Every line below that holds the string "routine" should be copied out.

## START Supplied records

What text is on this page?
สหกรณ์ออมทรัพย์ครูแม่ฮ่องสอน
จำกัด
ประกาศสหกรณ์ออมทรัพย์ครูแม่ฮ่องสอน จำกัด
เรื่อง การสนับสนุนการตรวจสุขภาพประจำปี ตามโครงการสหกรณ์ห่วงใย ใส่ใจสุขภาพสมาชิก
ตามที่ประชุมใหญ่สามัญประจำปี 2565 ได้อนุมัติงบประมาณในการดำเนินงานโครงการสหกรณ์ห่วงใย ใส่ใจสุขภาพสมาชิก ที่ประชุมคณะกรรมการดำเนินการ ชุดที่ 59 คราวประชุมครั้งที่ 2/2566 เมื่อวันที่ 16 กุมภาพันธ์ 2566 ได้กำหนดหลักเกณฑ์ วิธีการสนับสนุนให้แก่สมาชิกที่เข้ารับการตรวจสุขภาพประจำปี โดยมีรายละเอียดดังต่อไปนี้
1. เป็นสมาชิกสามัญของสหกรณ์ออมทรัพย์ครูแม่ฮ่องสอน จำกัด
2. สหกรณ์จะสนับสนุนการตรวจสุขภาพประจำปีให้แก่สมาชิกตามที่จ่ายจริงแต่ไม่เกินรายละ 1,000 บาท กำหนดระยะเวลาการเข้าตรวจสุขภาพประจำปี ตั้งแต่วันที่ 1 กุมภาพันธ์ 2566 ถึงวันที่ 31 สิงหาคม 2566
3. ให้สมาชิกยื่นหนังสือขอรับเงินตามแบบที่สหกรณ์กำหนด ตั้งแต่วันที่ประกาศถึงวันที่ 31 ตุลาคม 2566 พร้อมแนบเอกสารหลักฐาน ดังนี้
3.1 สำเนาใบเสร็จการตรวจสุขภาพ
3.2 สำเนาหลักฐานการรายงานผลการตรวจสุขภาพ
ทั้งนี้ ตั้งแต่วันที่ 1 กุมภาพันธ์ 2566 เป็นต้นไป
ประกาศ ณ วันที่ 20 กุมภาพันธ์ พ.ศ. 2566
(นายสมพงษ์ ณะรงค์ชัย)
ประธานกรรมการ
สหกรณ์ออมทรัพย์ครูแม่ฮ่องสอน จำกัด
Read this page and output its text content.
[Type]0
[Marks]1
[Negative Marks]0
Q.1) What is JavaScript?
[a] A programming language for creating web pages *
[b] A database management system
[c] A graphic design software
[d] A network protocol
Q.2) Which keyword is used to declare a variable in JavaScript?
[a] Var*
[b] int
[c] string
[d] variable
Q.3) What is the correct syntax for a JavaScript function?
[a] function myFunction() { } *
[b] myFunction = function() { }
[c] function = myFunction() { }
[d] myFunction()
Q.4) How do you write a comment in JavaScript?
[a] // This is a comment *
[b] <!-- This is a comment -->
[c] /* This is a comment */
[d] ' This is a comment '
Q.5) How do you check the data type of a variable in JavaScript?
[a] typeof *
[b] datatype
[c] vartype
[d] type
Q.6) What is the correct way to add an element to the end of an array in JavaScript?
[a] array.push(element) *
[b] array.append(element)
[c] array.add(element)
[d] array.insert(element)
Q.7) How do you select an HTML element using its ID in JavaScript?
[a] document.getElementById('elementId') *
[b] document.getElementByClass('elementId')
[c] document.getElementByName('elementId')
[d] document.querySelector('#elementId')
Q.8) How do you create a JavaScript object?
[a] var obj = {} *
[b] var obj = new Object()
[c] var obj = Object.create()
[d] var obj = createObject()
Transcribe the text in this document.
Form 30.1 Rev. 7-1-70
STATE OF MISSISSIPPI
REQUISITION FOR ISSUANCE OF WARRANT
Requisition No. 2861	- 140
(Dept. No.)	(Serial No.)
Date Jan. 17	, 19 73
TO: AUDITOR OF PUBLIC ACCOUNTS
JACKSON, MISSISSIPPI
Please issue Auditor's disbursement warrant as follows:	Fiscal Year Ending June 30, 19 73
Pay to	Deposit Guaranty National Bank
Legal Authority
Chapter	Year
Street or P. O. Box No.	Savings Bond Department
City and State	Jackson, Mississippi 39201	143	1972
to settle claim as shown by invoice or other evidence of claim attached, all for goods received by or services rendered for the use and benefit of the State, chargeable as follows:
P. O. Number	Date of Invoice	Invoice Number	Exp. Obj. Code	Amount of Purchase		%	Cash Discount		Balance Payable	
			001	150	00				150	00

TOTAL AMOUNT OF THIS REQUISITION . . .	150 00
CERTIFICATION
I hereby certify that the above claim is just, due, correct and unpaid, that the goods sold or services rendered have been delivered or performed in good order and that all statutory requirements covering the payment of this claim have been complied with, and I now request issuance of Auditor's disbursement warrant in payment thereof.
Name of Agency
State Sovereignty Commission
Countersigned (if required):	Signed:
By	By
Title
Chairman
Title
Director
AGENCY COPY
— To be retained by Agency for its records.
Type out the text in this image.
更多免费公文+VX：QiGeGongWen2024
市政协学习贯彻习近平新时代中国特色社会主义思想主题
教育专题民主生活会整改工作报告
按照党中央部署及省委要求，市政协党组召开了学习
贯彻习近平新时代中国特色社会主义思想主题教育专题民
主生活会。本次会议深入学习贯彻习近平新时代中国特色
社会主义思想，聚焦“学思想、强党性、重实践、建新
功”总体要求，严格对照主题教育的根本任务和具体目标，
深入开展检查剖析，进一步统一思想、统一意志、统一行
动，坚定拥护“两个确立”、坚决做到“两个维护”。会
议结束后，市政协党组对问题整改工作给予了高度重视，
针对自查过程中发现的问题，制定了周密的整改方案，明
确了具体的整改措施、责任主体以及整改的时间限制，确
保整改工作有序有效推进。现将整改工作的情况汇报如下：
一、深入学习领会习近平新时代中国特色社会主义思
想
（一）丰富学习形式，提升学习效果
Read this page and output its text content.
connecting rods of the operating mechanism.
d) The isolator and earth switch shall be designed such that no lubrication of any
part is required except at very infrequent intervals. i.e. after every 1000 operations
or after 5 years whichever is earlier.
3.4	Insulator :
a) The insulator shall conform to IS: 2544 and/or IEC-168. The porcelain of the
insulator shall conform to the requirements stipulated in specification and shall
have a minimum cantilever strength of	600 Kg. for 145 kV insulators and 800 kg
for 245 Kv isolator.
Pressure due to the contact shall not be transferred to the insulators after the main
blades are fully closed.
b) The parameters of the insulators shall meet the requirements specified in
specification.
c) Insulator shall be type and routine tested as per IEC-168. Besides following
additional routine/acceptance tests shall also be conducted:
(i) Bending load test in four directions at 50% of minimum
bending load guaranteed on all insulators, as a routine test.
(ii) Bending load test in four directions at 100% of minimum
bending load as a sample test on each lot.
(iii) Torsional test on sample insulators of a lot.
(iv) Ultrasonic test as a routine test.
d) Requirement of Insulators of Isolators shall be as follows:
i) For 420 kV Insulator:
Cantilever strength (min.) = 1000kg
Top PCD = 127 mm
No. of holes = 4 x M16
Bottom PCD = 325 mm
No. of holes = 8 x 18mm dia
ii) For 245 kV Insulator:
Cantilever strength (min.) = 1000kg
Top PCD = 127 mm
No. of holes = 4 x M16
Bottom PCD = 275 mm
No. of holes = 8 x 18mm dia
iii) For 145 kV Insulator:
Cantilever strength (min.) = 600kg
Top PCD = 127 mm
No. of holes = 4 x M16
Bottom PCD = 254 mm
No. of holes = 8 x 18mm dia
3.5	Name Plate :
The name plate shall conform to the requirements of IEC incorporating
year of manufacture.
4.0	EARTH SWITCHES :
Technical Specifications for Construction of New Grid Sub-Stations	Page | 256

## END Supplied records

→ Solution for this problem
c) Insulator shall be type and routine tested as per IEC-168. Besides following
additional routine/acceptance tests shall also be conducted:
bending load guaranteed on all insulators, as a routine test.
(iv) Ultrasonic test as a routine test.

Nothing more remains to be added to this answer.